__Task brief__:
Search the material below for the word "JSON". Copy every line that has it.
* begin Records to process *
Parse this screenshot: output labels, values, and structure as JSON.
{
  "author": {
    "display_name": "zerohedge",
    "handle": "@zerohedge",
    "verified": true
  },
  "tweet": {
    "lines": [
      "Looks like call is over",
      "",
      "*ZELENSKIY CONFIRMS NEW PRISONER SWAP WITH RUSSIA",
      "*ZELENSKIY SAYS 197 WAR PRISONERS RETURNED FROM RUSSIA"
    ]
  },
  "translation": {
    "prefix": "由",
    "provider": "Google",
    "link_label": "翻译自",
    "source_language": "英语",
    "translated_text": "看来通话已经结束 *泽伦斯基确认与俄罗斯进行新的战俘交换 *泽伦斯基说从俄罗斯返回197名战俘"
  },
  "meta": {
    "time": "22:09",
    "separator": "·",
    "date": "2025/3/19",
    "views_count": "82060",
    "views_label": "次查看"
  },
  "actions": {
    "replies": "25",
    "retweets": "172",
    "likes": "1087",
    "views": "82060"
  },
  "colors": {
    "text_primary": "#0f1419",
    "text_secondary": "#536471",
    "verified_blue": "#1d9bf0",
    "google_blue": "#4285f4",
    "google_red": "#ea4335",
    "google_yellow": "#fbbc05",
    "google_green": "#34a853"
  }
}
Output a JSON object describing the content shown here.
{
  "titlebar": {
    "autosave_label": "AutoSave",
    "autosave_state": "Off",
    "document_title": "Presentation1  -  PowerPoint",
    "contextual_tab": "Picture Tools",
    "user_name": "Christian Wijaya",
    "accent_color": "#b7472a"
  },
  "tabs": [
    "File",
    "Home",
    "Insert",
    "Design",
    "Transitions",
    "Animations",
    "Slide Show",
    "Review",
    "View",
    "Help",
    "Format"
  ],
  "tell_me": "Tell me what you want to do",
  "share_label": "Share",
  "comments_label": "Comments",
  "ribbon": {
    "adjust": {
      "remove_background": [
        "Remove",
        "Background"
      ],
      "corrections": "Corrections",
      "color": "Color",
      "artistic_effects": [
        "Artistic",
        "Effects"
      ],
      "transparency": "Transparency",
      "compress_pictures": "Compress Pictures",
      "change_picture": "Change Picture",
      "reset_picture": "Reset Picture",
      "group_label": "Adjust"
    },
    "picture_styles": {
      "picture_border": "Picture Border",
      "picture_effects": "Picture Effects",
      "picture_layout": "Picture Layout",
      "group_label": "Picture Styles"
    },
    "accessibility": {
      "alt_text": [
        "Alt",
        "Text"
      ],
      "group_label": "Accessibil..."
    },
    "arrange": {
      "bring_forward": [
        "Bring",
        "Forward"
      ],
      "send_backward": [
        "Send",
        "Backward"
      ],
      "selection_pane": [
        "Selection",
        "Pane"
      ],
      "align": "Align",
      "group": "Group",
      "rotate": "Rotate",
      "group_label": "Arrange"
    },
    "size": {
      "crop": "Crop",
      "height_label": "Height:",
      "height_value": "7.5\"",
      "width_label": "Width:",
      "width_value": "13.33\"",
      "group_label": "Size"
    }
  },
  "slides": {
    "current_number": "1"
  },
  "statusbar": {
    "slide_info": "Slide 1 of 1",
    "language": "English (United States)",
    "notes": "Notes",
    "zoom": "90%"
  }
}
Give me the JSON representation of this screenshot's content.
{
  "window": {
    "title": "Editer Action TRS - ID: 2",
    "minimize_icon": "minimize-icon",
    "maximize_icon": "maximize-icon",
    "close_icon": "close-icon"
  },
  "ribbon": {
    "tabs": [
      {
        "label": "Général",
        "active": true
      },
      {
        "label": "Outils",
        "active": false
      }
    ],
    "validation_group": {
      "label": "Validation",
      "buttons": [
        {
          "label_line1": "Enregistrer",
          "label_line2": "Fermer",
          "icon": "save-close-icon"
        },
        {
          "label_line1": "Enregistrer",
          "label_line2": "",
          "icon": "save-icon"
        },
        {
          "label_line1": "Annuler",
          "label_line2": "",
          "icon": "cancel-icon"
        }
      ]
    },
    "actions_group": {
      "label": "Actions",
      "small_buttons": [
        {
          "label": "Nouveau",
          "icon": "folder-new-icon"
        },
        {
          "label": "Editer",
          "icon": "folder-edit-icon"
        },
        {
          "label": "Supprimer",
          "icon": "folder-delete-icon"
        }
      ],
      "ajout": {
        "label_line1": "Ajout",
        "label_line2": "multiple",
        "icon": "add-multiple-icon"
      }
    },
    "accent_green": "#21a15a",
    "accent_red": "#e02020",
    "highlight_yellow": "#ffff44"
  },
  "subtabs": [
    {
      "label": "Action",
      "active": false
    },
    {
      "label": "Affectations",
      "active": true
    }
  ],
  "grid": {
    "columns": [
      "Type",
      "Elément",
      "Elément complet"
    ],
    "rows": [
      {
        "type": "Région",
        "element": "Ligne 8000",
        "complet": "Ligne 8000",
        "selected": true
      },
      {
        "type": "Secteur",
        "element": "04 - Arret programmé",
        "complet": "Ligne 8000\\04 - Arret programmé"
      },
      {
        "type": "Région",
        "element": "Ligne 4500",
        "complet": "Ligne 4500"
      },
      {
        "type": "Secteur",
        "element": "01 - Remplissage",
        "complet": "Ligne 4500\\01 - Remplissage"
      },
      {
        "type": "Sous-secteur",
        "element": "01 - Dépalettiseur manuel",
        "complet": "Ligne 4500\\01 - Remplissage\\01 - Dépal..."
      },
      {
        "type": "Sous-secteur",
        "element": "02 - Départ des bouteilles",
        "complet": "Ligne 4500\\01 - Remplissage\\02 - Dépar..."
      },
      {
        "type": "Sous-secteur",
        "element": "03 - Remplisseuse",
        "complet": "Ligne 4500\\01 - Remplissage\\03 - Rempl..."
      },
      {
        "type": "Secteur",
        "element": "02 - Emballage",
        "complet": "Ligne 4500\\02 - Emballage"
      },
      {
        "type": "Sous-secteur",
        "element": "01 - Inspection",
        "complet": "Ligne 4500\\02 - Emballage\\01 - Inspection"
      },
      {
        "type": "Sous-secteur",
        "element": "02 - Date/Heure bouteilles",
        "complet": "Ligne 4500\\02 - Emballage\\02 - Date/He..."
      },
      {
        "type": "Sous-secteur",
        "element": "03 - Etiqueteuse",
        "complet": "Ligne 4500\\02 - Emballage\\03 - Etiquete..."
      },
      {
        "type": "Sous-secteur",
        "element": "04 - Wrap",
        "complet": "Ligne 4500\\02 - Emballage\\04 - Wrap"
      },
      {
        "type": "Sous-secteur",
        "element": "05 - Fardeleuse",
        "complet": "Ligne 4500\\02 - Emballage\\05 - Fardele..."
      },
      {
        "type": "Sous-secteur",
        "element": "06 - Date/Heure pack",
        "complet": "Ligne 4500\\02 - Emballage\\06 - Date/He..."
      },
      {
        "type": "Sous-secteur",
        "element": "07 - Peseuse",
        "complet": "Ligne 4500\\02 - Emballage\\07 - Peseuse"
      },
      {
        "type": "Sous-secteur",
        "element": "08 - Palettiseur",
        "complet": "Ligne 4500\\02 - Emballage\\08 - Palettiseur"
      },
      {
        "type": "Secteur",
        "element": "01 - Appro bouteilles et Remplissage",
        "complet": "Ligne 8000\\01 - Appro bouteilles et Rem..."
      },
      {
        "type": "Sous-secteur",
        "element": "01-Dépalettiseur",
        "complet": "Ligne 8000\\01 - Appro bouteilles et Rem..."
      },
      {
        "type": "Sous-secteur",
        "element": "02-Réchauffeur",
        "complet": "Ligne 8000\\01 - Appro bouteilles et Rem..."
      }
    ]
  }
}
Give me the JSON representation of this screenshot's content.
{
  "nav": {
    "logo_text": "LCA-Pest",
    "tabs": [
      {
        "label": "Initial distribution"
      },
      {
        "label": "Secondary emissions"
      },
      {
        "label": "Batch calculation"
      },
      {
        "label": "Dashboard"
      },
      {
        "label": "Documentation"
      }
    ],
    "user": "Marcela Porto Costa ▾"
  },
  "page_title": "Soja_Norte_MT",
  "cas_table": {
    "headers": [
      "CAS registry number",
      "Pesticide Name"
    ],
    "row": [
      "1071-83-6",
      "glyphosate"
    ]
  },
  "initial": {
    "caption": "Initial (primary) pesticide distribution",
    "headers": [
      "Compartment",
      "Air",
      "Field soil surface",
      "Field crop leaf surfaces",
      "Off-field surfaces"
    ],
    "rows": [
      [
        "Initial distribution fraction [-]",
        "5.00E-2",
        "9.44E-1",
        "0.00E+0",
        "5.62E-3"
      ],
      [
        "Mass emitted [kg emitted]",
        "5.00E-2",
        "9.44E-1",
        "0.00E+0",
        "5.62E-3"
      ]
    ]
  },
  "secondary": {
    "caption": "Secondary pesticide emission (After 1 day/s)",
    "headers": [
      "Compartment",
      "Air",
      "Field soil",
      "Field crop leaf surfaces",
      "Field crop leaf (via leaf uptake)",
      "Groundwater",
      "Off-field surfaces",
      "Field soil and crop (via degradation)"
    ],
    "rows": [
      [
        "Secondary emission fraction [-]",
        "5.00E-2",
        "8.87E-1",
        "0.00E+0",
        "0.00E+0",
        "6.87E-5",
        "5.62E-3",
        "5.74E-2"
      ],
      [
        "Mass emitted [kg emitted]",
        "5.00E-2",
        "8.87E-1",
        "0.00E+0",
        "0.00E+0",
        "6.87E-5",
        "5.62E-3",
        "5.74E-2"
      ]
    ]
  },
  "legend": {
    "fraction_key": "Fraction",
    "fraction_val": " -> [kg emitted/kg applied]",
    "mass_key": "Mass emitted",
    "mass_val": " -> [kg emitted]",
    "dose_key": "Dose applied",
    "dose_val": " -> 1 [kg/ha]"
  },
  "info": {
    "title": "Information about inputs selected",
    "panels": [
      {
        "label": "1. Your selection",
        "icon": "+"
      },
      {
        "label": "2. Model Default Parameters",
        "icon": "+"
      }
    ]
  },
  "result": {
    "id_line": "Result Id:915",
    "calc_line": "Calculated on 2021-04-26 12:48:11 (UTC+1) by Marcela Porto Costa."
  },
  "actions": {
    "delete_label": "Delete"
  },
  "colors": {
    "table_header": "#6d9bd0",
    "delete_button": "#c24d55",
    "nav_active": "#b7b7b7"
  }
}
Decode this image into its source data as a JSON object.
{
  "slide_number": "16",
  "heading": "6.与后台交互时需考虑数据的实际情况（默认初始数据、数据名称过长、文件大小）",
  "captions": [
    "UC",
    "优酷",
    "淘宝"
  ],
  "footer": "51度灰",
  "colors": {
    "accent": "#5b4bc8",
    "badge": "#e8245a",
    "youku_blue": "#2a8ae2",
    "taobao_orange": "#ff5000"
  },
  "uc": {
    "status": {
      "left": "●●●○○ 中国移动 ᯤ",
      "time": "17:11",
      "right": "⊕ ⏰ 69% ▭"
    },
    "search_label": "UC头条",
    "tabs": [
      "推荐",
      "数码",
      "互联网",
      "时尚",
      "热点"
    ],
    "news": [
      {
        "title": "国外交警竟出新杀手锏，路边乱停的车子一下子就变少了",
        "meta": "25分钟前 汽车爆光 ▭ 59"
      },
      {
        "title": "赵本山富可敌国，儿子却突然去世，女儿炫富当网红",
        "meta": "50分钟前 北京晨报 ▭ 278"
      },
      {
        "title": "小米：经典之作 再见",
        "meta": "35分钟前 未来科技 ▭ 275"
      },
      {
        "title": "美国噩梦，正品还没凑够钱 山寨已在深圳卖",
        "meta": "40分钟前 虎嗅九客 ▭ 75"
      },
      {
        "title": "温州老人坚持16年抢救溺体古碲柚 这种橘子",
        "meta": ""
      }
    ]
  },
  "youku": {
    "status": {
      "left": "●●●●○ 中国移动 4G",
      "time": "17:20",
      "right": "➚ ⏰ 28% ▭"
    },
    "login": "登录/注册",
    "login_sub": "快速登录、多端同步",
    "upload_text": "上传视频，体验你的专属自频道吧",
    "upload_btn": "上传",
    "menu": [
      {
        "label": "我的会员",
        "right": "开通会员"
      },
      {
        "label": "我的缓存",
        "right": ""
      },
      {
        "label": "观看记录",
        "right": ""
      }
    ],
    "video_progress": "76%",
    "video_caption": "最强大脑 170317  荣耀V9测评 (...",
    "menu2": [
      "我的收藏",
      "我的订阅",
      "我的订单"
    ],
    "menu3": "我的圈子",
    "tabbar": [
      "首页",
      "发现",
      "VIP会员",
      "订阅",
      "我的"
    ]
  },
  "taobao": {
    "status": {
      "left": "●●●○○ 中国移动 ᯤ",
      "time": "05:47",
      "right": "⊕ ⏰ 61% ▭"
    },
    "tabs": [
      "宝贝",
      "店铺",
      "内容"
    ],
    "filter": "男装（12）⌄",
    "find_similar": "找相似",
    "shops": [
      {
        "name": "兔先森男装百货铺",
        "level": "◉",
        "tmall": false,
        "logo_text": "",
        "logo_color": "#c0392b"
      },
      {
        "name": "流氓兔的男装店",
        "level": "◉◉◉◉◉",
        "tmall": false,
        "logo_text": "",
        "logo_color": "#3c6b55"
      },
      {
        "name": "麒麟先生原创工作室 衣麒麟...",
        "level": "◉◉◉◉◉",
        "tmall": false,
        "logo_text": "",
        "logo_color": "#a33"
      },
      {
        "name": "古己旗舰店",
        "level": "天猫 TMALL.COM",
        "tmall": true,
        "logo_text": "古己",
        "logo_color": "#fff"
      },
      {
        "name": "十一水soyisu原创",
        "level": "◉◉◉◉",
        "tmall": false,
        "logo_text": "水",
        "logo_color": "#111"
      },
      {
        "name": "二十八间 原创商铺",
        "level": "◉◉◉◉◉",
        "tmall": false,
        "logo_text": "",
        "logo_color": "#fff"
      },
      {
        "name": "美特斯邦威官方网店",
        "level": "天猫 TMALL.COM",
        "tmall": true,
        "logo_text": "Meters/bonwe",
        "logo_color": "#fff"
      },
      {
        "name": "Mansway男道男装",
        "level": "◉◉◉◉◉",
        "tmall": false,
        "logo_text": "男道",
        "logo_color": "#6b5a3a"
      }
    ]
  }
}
* end Records to process *
__Correct answer__:
Parse this screenshot: output labels, values, and structure as JSON.
Output a JSON object describing the content shown here.
Give me the JSON representation of this screenshot's content.
Give me the JSON representation of this screenshot's content.
Decode this image into its source data as a JSON object.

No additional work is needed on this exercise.